:: RECORDS TO USE

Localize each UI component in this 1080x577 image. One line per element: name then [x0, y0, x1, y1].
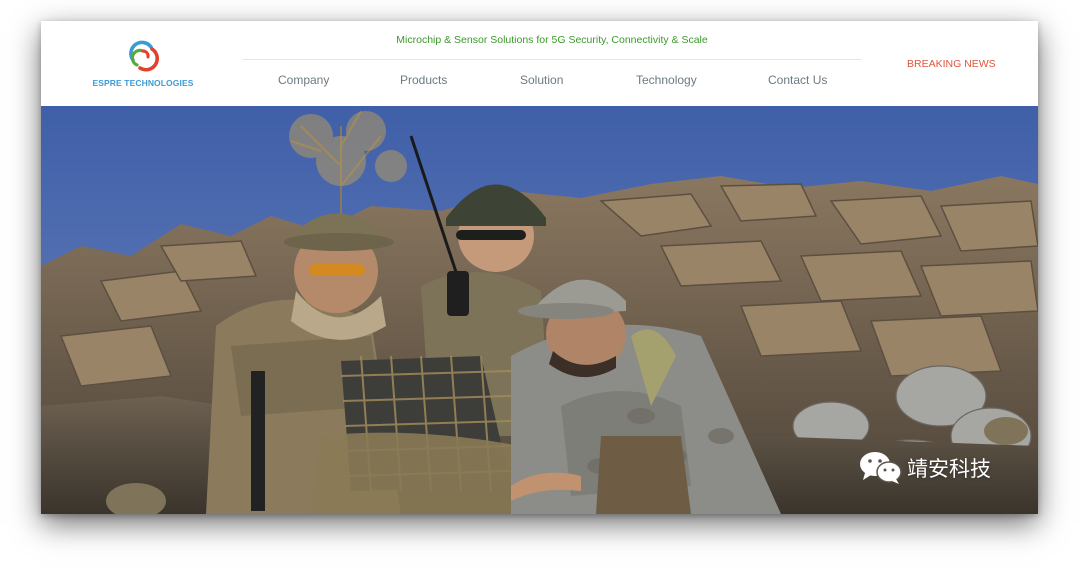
main-nav: Company Products Solution Technology Con… [242, 69, 862, 93]
browser-window: ESPRE TECHNOLOGIES Microchip & Sensor So… [41, 21, 1038, 514]
hero-image: 靖安科技 [41, 106, 1038, 514]
swirl-logo-icon [129, 40, 160, 72]
nav-item-technology[interactable]: Technology [636, 73, 697, 87]
site-header: ESPRE TECHNOLOGIES Microchip & Sensor So… [41, 21, 1038, 106]
brand-name: ESPRE TECHNOLOGIES [92, 78, 194, 88]
brand-logo[interactable]: ESPRE TECHNOLOGIES [91, 38, 195, 90]
nav-item-company[interactable]: Company [278, 73, 329, 87]
wechat-icon [860, 452, 902, 484]
breaking-news-link[interactable]: BREAKING NEWS [907, 58, 996, 70]
nav-divider [242, 59, 862, 60]
nav-item-solution[interactable]: Solution [520, 73, 563, 87]
header-tagline: Microchip & Sensor Solutions for 5G Secu… [396, 34, 708, 46]
nav-item-contact-us[interactable]: Contact Us [768, 73, 827, 87]
wechat-watermark: 靖安科技 [859, 451, 991, 485]
nav-item-products[interactable]: Products [400, 73, 447, 87]
watermark-text: 靖安科技 [907, 457, 991, 481]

::::

Copy out all of the material above word for word, line by line, leaving out the picture.

Localize each UI component in this 1080x577 image. One line per element: name then [x0, y0, x1, y1].
main-nav: Company Products Solution Technology Con… [242, 69, 862, 93]
browser-window: ESPRE TECHNOLOGIES Microchip & Sensor So… [41, 21, 1038, 514]
hero-image: 靖安科技 [41, 106, 1038, 514]
swirl-logo-icon [129, 40, 160, 72]
nav-item-technology[interactable]: Technology [636, 73, 697, 87]
site-header: ESPRE TECHNOLOGIES Microchip & Sensor So… [41, 21, 1038, 106]
brand-name: ESPRE TECHNOLOGIES [92, 78, 194, 88]
brand-logo[interactable]: ESPRE TECHNOLOGIES [91, 38, 195, 90]
nav-item-company[interactable]: Company [278, 73, 329, 87]
wechat-icon [860, 452, 902, 484]
breaking-news-link[interactable]: BREAKING NEWS [907, 58, 996, 70]
nav-divider [242, 59, 862, 60]
nav-item-solution[interactable]: Solution [520, 73, 563, 87]
header-tagline: Microchip & Sensor Solutions for 5G Secu… [396, 34, 708, 46]
nav-item-contact-us[interactable]: Contact Us [768, 73, 827, 87]
wechat-watermark: 靖安科技 [859, 451, 991, 485]
nav-item-products[interactable]: Products [400, 73, 447, 87]
watermark-text: 靖安科技 [907, 457, 991, 481]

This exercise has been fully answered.